### WHAT IS EXPECTED:
Take all the material and copy it exactly.

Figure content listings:

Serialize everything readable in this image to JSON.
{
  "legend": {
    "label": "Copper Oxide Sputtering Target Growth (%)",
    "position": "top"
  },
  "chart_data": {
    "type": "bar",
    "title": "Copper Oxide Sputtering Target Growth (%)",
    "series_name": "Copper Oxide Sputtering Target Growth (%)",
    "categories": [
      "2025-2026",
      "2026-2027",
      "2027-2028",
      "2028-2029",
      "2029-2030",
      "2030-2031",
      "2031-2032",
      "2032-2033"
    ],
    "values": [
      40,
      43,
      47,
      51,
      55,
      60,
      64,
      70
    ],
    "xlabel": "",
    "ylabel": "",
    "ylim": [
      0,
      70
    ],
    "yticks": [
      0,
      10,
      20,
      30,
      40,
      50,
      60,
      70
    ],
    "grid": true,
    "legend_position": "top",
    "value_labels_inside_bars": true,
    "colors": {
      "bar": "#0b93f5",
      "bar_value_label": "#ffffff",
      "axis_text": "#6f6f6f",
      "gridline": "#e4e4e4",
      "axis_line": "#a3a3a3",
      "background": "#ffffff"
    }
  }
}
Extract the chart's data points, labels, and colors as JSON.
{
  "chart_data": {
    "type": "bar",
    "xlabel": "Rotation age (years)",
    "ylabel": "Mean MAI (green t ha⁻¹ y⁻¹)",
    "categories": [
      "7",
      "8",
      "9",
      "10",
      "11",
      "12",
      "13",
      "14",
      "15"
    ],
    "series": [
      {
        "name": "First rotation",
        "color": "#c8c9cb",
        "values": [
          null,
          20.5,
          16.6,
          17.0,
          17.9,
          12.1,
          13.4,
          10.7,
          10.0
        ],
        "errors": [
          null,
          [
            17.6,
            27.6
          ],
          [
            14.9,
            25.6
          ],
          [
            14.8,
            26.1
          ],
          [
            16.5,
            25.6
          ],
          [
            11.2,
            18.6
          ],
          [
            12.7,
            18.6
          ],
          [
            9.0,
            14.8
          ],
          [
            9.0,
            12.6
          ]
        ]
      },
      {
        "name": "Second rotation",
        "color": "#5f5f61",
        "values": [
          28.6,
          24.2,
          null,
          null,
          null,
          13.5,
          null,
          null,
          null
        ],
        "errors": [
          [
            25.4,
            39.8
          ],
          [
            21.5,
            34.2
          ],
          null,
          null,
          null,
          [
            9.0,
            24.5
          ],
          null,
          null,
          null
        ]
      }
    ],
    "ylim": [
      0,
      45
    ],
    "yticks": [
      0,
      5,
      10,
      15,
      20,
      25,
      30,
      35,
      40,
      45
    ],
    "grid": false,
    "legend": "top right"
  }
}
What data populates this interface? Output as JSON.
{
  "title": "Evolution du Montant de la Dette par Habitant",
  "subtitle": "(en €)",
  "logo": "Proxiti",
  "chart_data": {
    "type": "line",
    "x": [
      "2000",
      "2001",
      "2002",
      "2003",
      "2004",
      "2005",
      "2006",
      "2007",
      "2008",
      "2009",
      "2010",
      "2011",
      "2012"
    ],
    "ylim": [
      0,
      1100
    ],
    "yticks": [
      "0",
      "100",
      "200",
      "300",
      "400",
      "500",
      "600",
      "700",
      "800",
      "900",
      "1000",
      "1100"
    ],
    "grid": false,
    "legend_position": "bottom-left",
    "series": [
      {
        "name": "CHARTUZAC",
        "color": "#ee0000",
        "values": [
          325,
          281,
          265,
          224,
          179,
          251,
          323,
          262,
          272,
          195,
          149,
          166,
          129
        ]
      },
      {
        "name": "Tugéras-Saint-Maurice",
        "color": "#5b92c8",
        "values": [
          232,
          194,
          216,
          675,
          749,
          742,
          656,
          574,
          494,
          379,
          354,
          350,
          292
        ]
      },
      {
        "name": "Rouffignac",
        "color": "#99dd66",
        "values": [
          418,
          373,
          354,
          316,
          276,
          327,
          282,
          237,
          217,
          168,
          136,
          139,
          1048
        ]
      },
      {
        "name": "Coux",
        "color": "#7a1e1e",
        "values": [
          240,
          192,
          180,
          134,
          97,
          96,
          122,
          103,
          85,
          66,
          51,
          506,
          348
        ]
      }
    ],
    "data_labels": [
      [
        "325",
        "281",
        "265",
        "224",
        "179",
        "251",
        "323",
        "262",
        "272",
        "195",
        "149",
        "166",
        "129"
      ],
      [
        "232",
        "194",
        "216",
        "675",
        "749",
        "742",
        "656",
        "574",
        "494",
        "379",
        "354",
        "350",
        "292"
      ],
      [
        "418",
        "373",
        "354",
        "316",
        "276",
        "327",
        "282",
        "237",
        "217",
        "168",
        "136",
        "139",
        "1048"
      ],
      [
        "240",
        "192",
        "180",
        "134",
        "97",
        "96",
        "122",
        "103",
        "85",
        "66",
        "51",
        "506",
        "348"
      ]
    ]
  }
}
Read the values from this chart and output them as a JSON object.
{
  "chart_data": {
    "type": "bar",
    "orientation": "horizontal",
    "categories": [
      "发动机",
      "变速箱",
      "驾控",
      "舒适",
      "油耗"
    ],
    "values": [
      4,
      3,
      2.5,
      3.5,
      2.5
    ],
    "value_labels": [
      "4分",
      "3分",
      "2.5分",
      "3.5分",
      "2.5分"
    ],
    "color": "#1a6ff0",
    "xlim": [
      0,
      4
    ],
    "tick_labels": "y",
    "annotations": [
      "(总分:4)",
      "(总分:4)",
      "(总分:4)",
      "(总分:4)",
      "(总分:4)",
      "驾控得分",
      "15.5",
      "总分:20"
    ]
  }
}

### TASK OUTPUT:
Serialize everything readable in this image to JSON.
{
  "legend": {
    "label": "Copper Oxide Sputtering Target Growth (%)",
    "position": "top"
  },
  "chart_data": {
    "type": "bar",
    "title": "Copper Oxide Sputtering Target Growth (%)",
    "series_name": "Copper Oxide Sputtering Target Growth (%)",
    "categories": [
      "2025-2026",
      "2026-2027",
      "2027-2028",
      "2028-2029",
      "2029-2030",
      "2030-2031",
      "2031-2032",
      "2032-2033"
    ],
    "values": [
      40,
      43,
      47,
      51,
      55,
      60,
      64,
      70
    ],
    "xlabel": "",
    "ylabel": "",
    "ylim": [
      0,
      70
    ],
    "yticks": [
      0,
      10,
      20,
      30,
      40,
      50,
      60,
      70
    ],
    "grid": true,
    "legend_position": "top",
    "value_labels_inside_bars": true,
    "colors": {
      "bar": "#0b93f5",
      "bar_value_label": "#ffffff",
      "axis_text": "#6f6f6f",
      "gridline": "#e4e4e4",
      "axis_line": "#a3a3a3",
      "background": "#ffffff"
    }
  }
}
Extract the chart's data points, labels, and colors as JSON.
{
  "chart_data": {
    "type": "bar",
    "xlabel": "Rotation age (years)",
    "ylabel": "Mean MAI (green t ha⁻¹ y⁻¹)",
    "categories": [
      "7",
      "8",
      "9",
      "10",
      "11",
      "12",
      "13",
      "14",
      "15"
    ],
    "series": [
      {
        "name": "First rotation",
        "color": "#c8c9cb",
        "values": [
          null,
          20.5,
          16.6,
          17.0,
          17.9,
          12.1,
          13.4,
          10.7,
          10.0
        ],
        "errors": [
          null,
          [
            17.6,
            27.6
          ],
          [
            14.9,
            25.6
          ],
          [
            14.8,
            26.1
          ],
          [
            16.5,
            25.6
          ],
          [
            11.2,
            18.6
          ],
          [
            12.7,
            18.6
          ],
          [
            9.0,
            14.8
          ],
          [
            9.0,
            12.6
          ]
        ]
      },
      {
        "name": "Second rotation",
        "color": "#5f5f61",
        "values": [
          28.6,
          24.2,
          null,
          null,
          null,
          13.5,
          null,
          null,
          null
        ],
        "errors": [
          [
            25.4,
            39.8
          ],
          [
            21.5,
            34.2
          ],
          null,
          null,
          null,
          [
            9.0,
            24.5
          ],
          null,
          null,
          null
        ]
      }
    ],
    "ylim": [
      0,
      45
    ],
    "yticks": [
      0,
      5,
      10,
      15,
      20,
      25,
      30,
      35,
      40,
      45
    ],
    "grid": false,
    "legend": "top right"
  }
}
What data populates this interface? Output as JSON.
{
  "title": "Evolution du Montant de la Dette par Habitant",
  "subtitle": "(en €)",
  "logo": "Proxiti",
  "chart_data": {
    "type": "line",
    "x": [
      "2000",
      "2001",
      "2002",
      "2003",
      "2004",
      "2005",
      "2006",
      "2007",
      "2008",
      "2009",
      "2010",
      "2011",
      "2012"
    ],
    "ylim": [
      0,
      1100
    ],
    "yticks": [
      "0",
      "100",
      "200",
      "300",
      "400",
      "500",
      "600",
      "700",
      "800",
      "900",
      "1000",
      "1100"
    ],
    "grid": false,
    "legend_position": "bottom-left",
    "series": [
      {
        "name": "CHARTUZAC",
        "color": "#ee0000",
        "values": [
          325,
          281,
          265,
          224,
          179,
          251,
          323,
          262,
          272,
          195,
          149,
          166,
          129
        ]
      },
      {
        "name": "Tugéras-Saint-Maurice",
        "color": "#5b92c8",
        "values": [
          232,
          194,
          216,
          675,
          749,
          742,
          656,
          574,
          494,
          379,
          354,
          350,
          292
        ]
      },
      {
        "name": "Rouffignac",
        "color": "#99dd66",
        "values": [
          418,
          373,
          354,
          316,
          276,
          327,
          282,
          237,
          217,
          168,
          136,
          139,
          1048
        ]
      },
      {
        "name": "Coux",
        "color": "#7a1e1e",
        "values": [
          240,
          192,
          180,
          134,
          97,
          96,
          122,
          103,
          85,
          66,
          51,
          506,
          348
        ]
      }
    ],
    "data_labels": [
      [
        "325",
        "281",
        "265",
        "224",
        "179",
        "251",
        "323",
        "262",
        "272",
        "195",
        "149",
        "166",
        "129"
      ],
      [
        "232",
        "194",
        "216",
        "675",
        "749",
        "742",
        "656",
        "574",
        "494",
        "379",
        "354",
        "350",
        "292"
      ],
      [
        "418",
        "373",
        "354",
        "316",
        "276",
        "327",
        "282",
        "237",
        "217",
        "168",
        "136",
        "139",
        "1048"
      ],
      [
        "240",
        "192",
        "180",
        "134",
        "97",
        "96",
        "122",
        "103",
        "85",
        "66",
        "51",
        "506",
        "348"
      ]
    ]
  }
}
Read the values from this chart and output them as a JSON object.
{
  "chart_data": {
    "type": "bar",
    "orientation": "horizontal",
    "categories": [
      "发动机",
      "变速箱",
      "驾控",
      "舒适",
      "油耗"
    ],
    "values": [
      4,
      3,
      2.5,
      3.5,
      2.5
    ],
    "value_labels": [
      "4分",
      "3分",
      "2.5分",
      "3.5分",
      "2.5分"
    ],
    "color": "#1a6ff0",
    "xlim": [
      0,
      4
    ],
    "tick_labels": "y",
    "annotations": [
      "(总分:4)",
      "(总分:4)",
      "(总分:4)",
      "(总分:4)",
      "(总分:4)",
      "驾控得分",
      "15.5",
      "总分:20"
    ]
  }
}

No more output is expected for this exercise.